Прошло два года, и «Чайка» была поставлена на сцене Московского Художественного театра. Спектакль был триумфом и театра, и автора, и та самая птица, которая за два года до этого доставила пьесе язвительную кличку «птичьей пьесы», красуется на занавесе образцового театра как его эмблема. Станиславский рассказывает в своей книге «Моя жизнь в искусстве» об этом спектакле: «Как мы играли — не помню. Первый акт окончился при гробовом молчании зрительного зала. Одна из артисток упала в обморок, я сам едва держался на ногах от отчаянья. Но вдруг, после долгой паузы, в публике поднялся рев, треск, бешеные аплодисменты. Занавес пошел... раздвинулся... опять задвинулся, а мы стояли, как обалделые. Потом снова рев... и снова занавес... Мы все стояли неподвижно, не соображая, что нам надо раскланиваться. Наконец, мы почувствовали успех и, неимоверно взволнованные, стали обнимать друг друга, как обнимаются в пасхальную ночь».

ПОКАЗАННЫЙ МАТЕРИАЛ:
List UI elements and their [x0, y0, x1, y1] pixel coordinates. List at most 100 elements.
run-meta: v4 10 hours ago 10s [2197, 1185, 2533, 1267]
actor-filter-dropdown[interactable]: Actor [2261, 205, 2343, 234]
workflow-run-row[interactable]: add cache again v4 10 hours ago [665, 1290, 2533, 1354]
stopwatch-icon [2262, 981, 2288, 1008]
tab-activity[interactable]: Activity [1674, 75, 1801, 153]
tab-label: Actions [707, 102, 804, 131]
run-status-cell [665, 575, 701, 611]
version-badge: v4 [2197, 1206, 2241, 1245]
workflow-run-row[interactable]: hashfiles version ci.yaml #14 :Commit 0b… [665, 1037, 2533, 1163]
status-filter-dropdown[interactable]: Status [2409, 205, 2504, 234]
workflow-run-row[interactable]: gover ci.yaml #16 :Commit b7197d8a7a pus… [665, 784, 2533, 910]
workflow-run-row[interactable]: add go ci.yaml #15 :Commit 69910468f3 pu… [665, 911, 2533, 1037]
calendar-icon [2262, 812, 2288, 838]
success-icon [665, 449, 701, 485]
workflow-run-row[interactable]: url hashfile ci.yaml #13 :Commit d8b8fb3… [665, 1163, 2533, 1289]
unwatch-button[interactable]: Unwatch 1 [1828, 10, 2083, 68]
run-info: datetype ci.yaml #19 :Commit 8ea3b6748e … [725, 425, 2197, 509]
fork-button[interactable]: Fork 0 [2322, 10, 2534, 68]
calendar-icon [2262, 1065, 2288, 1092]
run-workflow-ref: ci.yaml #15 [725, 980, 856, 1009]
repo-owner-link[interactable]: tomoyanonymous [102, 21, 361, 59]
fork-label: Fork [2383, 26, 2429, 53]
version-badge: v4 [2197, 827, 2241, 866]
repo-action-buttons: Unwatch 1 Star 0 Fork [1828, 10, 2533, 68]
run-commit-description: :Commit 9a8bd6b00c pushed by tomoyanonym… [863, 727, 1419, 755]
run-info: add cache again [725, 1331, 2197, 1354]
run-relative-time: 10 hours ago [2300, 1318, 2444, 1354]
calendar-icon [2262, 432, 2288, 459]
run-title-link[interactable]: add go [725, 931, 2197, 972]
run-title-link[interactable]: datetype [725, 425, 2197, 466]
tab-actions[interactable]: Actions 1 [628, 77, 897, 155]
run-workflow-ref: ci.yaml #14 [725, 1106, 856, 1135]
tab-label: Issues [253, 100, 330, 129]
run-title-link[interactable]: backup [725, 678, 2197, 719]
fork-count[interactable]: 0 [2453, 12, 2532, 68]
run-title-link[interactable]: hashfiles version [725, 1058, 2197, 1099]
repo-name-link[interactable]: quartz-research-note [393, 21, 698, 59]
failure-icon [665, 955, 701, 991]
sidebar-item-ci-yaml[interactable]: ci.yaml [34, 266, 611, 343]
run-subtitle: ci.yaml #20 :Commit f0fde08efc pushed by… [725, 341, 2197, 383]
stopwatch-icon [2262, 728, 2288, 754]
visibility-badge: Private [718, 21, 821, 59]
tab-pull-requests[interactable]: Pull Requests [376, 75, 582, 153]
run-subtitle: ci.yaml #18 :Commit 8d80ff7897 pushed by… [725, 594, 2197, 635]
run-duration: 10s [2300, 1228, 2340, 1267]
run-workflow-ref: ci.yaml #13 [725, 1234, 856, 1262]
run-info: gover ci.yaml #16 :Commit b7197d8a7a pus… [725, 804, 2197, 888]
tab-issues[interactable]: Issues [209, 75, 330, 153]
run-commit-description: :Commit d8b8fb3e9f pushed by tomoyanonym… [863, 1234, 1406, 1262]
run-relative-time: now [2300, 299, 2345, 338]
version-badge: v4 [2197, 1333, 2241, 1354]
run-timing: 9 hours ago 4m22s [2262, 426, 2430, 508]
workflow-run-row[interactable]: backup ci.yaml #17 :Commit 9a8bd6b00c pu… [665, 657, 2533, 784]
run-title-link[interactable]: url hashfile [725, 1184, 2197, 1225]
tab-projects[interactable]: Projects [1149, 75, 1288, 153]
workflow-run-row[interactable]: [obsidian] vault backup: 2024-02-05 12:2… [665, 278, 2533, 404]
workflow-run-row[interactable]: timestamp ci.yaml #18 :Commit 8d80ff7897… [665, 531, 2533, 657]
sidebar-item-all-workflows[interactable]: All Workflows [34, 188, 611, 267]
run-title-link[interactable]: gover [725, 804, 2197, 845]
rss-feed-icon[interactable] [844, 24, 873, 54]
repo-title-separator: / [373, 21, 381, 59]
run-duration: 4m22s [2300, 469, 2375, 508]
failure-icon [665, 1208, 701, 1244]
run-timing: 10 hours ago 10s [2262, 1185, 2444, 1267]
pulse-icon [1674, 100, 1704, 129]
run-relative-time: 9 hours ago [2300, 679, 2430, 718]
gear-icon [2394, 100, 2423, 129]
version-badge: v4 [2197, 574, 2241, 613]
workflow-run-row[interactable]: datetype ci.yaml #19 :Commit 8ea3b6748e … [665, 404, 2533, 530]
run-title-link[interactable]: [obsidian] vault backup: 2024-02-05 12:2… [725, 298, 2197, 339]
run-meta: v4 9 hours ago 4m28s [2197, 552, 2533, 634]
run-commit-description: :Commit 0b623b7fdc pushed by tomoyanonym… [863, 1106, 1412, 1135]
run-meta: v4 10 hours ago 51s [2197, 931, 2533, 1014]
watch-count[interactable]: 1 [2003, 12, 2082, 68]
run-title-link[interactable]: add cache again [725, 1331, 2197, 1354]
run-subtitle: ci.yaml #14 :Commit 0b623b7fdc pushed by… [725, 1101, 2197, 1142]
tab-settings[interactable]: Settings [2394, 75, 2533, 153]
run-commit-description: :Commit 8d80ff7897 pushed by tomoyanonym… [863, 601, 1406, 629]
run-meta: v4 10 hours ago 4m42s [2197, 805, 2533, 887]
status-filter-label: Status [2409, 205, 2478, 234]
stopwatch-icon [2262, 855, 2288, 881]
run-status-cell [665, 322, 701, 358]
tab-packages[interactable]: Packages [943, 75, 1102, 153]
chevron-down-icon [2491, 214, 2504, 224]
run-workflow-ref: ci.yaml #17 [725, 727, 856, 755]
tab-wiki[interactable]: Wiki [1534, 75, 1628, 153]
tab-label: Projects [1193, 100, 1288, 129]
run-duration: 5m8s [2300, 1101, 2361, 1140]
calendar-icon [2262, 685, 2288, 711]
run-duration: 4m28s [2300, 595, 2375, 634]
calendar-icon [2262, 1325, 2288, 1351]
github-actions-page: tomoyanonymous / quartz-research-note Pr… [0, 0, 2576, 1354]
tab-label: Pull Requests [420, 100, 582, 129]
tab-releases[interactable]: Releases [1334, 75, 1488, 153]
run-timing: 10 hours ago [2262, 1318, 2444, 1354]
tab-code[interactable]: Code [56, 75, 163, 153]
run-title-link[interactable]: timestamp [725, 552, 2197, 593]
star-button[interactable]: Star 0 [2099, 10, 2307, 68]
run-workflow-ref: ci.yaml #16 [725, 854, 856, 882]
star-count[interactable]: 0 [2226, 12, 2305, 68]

ЗАДАНИЯ ДЛЯ ВЫПОЛНЕНИЯ:
a - Объясните, опираясь на текст о постановке «Чайки», почему Станиславский после первого акта едва держался на ногах. Ответ дайте в одном-двух предложениях.
b - Продолжите текст о постановке «Чайки» после последнего приведенного в нем предложения.
Показанный материал самостоятельный и к тексту о постановке «Чайки» не относится.

ОТВЕТЫ ПО ПУНКТАМ:
a - Первый акт окончился при гробовом молчании зрительного зала, и Станиславский едва держался на ногах от отчаяния.

b -
Чехов нашел наконец свой театр, а Московский Художественный театр — своего драматурга. Нет лучшего свидетельства влияния господствующих тенденций эпохи на искусство, как этот союз Чехова и Художественного театра. Они возникли независимо друг от друга, и когда встретились, то оказалось, что два гения эпохи, каждый в форме своего искусства, воплощали ее глубинные устремления. Со времени этой встречи за театром утвердилось имя чеховского театра. Он носит также название театра переживаний, и, быть может, это слово, которым определяется система Станиславского, более всего подходит и к определению творчества Чехова. Интеллигенция той эпохи была пассивна. Внутренний мир личности занимал ее больше, чем внешний мир. И когда на сцене Московского Художественного театра появилась новая пьеса Чехова «Дядя Ваня», когда зритель увидел этих грустных героев, которые так мало действуют и говорят, но так много чувствуют и «переживают», это было откровением: тогдашняя интеллигенция увидала себя в этих героях. Следующие пьесы Чехова «Три сестры» и «Вишневый сад» имели огромный успех.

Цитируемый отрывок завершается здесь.